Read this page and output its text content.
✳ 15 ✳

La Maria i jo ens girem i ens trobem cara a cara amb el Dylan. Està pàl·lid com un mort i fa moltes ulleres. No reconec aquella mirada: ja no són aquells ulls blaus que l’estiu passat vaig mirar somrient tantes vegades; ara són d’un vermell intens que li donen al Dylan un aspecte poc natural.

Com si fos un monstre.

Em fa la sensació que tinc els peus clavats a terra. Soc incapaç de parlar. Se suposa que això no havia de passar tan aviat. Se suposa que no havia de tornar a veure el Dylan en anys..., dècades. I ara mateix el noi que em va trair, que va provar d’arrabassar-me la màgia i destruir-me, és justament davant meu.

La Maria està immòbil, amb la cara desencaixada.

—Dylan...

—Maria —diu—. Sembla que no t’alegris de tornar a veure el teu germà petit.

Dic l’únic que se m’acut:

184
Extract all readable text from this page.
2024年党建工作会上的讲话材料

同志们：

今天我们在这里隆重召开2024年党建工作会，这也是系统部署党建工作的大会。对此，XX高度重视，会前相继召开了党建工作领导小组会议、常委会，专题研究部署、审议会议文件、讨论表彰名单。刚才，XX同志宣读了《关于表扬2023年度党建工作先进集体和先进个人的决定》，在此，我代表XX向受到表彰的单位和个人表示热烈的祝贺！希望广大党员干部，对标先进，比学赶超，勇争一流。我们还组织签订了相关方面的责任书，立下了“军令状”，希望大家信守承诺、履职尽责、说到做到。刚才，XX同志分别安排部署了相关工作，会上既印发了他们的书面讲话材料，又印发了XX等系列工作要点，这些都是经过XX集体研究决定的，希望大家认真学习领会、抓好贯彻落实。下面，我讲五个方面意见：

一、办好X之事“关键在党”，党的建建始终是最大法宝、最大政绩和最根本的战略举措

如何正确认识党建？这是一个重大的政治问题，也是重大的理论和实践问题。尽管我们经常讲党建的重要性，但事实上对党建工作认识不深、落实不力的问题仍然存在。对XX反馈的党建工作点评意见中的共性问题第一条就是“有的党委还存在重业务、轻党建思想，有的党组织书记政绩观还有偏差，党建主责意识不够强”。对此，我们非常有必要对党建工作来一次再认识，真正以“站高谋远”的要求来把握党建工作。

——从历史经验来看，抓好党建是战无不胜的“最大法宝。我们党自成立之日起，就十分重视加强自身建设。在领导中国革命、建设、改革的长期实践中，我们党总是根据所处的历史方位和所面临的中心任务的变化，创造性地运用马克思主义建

————

TASK PROMPT> Look above for the line containing "Extract all readable text from this page.", then transcribe it and all lines after it through the last, exactly and with nothing else.

TASK RESPONSE>
Extract all readable text from this page.
2024年党建工作会上的讲话材料

同志们：

今天我们在这里隆重召开2024年党建工作会，这也是系统部署党建工作的大会。对此，XX高度重视，会前相继召开了党建工作领导小组会议、常委会，专题研究部署、审议会议文件、讨论表彰名单。刚才，XX同志宣读了《关于表扬2023年度党建工作先进集体和先进个人的决定》，在此，我代表XX向受到表彰的单位和个人表示热烈的祝贺！希望广大党员干部，对标先进，比学赶超，勇争一流。我们还组织签订了相关方面的责任书，立下了“军令状”，希望大家信守承诺、履职尽责、说到做到。刚才，XX同志分别安排部署了相关工作，会上既印发了他们的书面讲话材料，又印发了XX等系列工作要点，这些都是经过XX集体研究决定的，希望大家认真学习领会、抓好贯彻落实。下面，我讲五个方面意见：

一、办好X之事“关键在党”，党的建建始终是最大法宝、最大政绩和最根本的战略举措

如何正确认识党建？这是一个重大的政治问题，也是重大的理论和实践问题。尽管我们经常讲党建的重要性，但事实上对党建工作认识不深、落实不力的问题仍然存在。对XX反馈的党建工作点评意见中的共性问题第一条就是“有的党委还存在重业务、轻党建思想，有的党组织书记政绩观还有偏差，党建主责意识不够强”。对此，我们非常有必要对党建工作来一次再认识，真正以“站高谋远”的要求来把握党建工作。

——从历史经验来看，抓好党建是战无不胜的“最大法宝。我们党自成立之日起，就十分重视加强自身建设。在领导中国革命、建设、改革的长期实践中，我们党总是根据所处的历史方位和所面临的中心任务的变化，创造性地运用马克思主义建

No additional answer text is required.